Your task:
Below are entries; tally how many lines hold the string "circle" and answer with only that figure.

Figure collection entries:
— Begin —
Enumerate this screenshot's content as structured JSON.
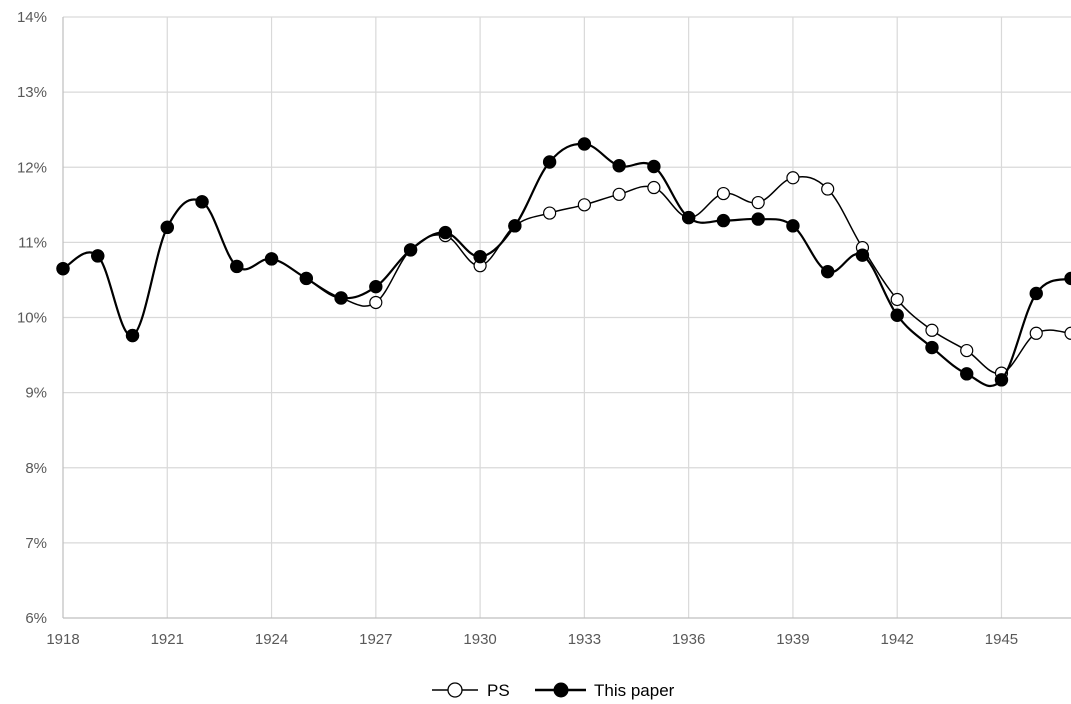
{
  "chart_data": {
    "type": "line",
    "x": [
      1918,
      1919,
      1920,
      1921,
      1922,
      1923,
      1924,
      1925,
      1926,
      1927,
      1928,
      1929,
      1930,
      1931,
      1932,
      1933,
      1934,
      1935,
      1936,
      1937,
      1938,
      1939,
      1940,
      1941,
      1942,
      1943,
      1944,
      1945,
      1946,
      1947
    ],
    "series": [
      {
        "name": "PS",
        "marker": "open-circle",
        "color": "#000000",
        "values": [
          10.65,
          10.82,
          9.76,
          11.2,
          11.54,
          10.68,
          10.78,
          10.52,
          10.26,
          10.2,
          10.9,
          11.09,
          10.69,
          11.22,
          11.39,
          11.5,
          11.64,
          11.73,
          11.33,
          11.65,
          11.53,
          11.86,
          11.71,
          10.93,
          10.24,
          9.83,
          9.56,
          9.26,
          9.79,
          9.79
        ]
      },
      {
        "name": "This paper",
        "marker": "filled-circle",
        "color": "#000000",
        "values": [
          10.65,
          10.82,
          9.76,
          11.2,
          11.54,
          10.68,
          10.78,
          10.52,
          10.26,
          10.41,
          10.9,
          11.13,
          10.81,
          11.22,
          12.07,
          12.31,
          12.02,
          12.01,
          11.33,
          11.29,
          11.31,
          11.22,
          10.61,
          10.83,
          10.03,
          9.6,
          9.25,
          9.17,
          10.32,
          10.52
        ]
      }
    ],
    "x_ticks": [
      "1918",
      "1921",
      "1924",
      "1927",
      "1930",
      "1933",
      "1936",
      "1939",
      "1942",
      "1945"
    ],
    "y_ticks": [
      "6%",
      "7%",
      "8%",
      "9%",
      "10%",
      "11%",
      "12%",
      "13%",
      "14%"
    ],
    "xlim": [
      1918,
      1947
    ],
    "ylim": [
      6,
      14
    ],
    "grid": "vertical and horizontal major gridlines",
    "legend_position": "bottom-center",
    "xlabel": "",
    "ylabel": "",
    "title": ""
  }
}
— End —
Complete response:
2